▸ WHAT THE TASK ASKS: Only the number is wanted: count the lines in the data with "title" in them.

++++++++++++++++++++

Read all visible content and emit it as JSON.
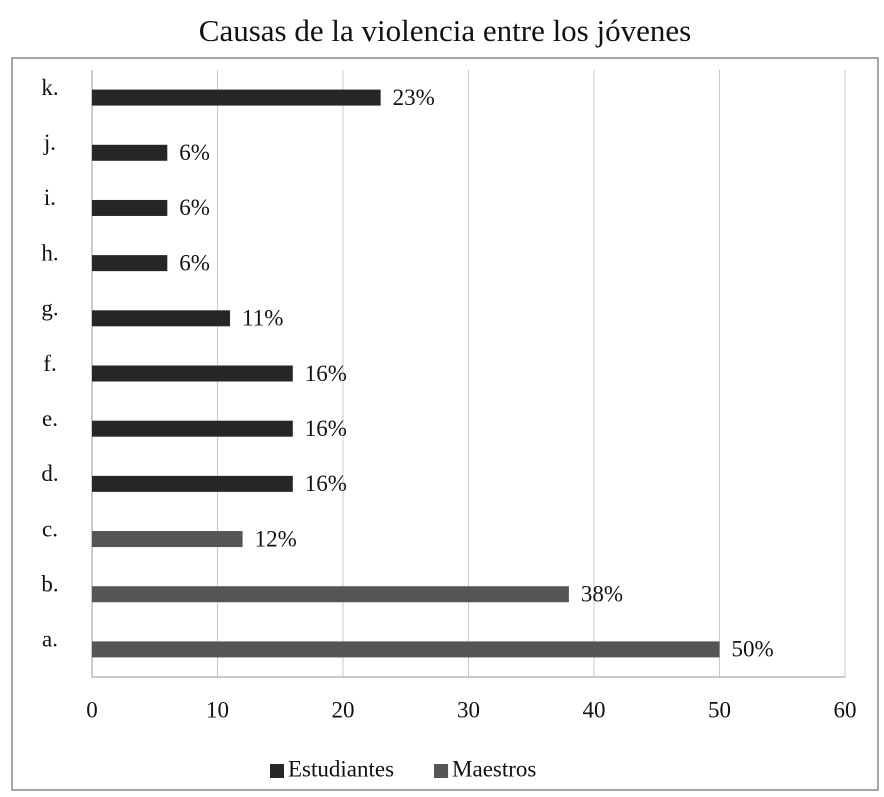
{
  "chart_data": {
    "type": "hbar",
    "title": "Causas de la violencia entre los jóvenes",
    "categories": [
      "a.",
      "b.",
      "c.",
      "d.",
      "e.",
      "f.",
      "g.",
      "h.",
      "i.",
      "j.",
      "k."
    ],
    "series": [
      {
        "name": "Estudiantes",
        "color": "#262626",
        "values": [
          null,
          null,
          null,
          16,
          16,
          16,
          11,
          6,
          6,
          6,
          23
        ],
        "value_labels": [
          null,
          null,
          null,
          "16%",
          "16%",
          "16%",
          "11%",
          "6%",
          "6%",
          "6%",
          "23%"
        ]
      },
      {
        "name": "Maestros",
        "color": "#555555",
        "values": [
          50,
          38,
          12,
          null,
          null,
          null,
          null,
          null,
          null,
          null,
          null
        ],
        "value_labels": [
          "50%",
          "38%",
          "12%",
          null,
          null,
          null,
          null,
          null,
          null,
          null,
          null
        ]
      }
    ],
    "xlim": [
      0,
      60
    ],
    "xticks": [
      0,
      10,
      20,
      30,
      40,
      50,
      60
    ],
    "grid": true,
    "legend": "bottom"
  }
}
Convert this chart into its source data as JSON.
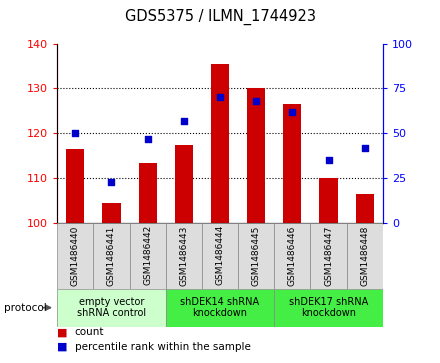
{
  "title": "GDS5375 / ILMN_1744923",
  "samples": [
    "GSM1486440",
    "GSM1486441",
    "GSM1486442",
    "GSM1486443",
    "GSM1486444",
    "GSM1486445",
    "GSM1486446",
    "GSM1486447",
    "GSM1486448"
  ],
  "counts": [
    116.5,
    104.5,
    113.5,
    117.5,
    135.5,
    130.0,
    126.5,
    110.0,
    106.5
  ],
  "percentiles": [
    50,
    23,
    47,
    57,
    70,
    68,
    62,
    35,
    42
  ],
  "ymin": 100,
  "ymax": 140,
  "yticks_left": [
    100,
    110,
    120,
    130,
    140
  ],
  "yticks_right": [
    0,
    25,
    50,
    75,
    100
  ],
  "bar_color": "#cc0000",
  "dot_color": "#0000cc",
  "bar_width": 0.5,
  "protocols": [
    {
      "label": "empty vector\nshRNA control",
      "start": 0,
      "end": 3,
      "color": "#ccffcc"
    },
    {
      "label": "shDEK14 shRNA\nknockdown",
      "start": 3,
      "end": 6,
      "color": "#44ee44"
    },
    {
      "label": "shDEK17 shRNA\nknockdown",
      "start": 6,
      "end": 9,
      "color": "#44ee44"
    }
  ],
  "legend_count_label": "count",
  "legend_percentile_label": "percentile rank within the sample",
  "protocol_label": "protocol"
}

++++++++++++++++++++

▸ WRITTEN ANSWER: 2